| PROMPT |
Please filter the records and keep only the lines that contain the string "axis".

[start]

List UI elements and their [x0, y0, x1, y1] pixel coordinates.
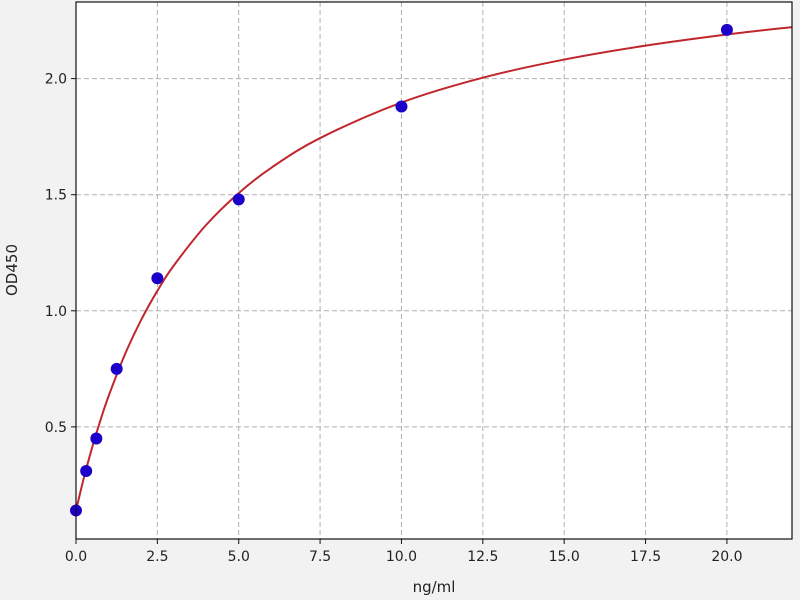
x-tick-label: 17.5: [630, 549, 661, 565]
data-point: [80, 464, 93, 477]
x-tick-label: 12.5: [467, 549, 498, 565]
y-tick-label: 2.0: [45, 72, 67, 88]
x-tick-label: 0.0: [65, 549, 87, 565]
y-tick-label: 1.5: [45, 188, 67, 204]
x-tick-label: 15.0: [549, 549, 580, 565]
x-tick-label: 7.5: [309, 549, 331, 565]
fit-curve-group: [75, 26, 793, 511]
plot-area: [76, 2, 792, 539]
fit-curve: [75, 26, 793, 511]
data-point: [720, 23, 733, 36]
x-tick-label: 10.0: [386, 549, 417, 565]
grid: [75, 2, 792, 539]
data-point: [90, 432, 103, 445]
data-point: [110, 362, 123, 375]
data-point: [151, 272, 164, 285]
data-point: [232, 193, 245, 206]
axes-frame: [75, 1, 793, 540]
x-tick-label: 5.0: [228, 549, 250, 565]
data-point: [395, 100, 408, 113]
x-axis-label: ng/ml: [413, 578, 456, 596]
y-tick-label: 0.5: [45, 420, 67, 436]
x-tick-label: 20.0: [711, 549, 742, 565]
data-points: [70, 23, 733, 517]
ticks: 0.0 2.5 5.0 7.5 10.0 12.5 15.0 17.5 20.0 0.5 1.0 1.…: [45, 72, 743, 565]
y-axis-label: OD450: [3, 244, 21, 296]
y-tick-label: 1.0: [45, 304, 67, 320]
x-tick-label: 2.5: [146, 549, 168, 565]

[end]

| TASK OUTPUT |
x-axis-label: ng/ml: [413, 578, 456, 596]
y-axis-label: OD450: [3, 244, 21, 296]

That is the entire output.